The Supreme Court earlier in the day cleared the way for Alabama
to become the 37th state where gay marriage is legal by refusing a
request by the state's Republican attorney general to keep weddings
on hold until it decides later this year whether laws banning gay
matrimony violate the U.S. Constitution.
But same-sex couples in more than 50 of Alabama's 67 counties
encountered difficulties in getting marriage licenses, gay rights
advocates said, with some counties refraining from issuing licenses
to gay couples and others shutting down their marriage license
operations altogether.
This followed an order by Roy Moore, the conservative chief justice
of Alabama's Supreme Court, instructing probate judges to issue no
marriage licenses to gay couples despite a federal court ruling in
January throwing out the state's gay marriage ban, effective on
Monday.

### Task brief:
Set down, word for word, the part of the Alabama marriage passage between "But same-sex couples" and "operations altogether.", inclusive.

### Material:
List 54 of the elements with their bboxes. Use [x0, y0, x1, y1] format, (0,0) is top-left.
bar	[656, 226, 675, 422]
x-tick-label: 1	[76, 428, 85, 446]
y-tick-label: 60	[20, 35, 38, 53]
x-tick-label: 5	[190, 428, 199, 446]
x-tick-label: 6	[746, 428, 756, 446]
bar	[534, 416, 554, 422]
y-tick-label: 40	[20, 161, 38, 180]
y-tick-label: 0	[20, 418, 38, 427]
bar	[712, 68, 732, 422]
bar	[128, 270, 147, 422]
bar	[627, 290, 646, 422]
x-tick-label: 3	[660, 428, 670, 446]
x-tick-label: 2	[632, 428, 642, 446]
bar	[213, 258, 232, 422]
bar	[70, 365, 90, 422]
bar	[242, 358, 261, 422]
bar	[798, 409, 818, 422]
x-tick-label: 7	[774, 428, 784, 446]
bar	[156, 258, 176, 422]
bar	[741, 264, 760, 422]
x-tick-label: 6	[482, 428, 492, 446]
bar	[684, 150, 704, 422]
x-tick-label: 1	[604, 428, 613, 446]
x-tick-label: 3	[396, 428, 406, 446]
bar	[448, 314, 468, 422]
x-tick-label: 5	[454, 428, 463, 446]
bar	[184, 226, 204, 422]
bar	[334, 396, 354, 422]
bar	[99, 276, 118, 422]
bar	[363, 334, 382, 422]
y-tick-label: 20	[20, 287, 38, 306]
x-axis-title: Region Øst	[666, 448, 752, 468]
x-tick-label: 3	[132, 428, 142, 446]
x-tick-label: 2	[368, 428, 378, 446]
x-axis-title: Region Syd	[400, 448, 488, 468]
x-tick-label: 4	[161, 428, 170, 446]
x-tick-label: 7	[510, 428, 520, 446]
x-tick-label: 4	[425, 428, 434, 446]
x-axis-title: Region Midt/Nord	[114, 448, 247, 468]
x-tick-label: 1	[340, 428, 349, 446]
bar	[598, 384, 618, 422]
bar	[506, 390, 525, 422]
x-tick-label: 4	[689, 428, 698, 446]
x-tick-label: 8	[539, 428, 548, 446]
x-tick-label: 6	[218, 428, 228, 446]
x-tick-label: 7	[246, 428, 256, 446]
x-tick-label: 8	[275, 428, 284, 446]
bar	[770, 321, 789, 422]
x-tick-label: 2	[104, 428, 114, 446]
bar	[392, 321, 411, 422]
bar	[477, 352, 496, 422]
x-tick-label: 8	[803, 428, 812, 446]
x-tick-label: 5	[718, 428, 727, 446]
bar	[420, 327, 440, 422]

### Exercise solution:
But same-sex couples in more than 50 of Alabama's 67 counties
encountered difficulties in getting marriage licenses, gay rights
advocates said, with some counties refraining from issuing licenses
to gay couples and others shutting down their marriage license
operations altogether.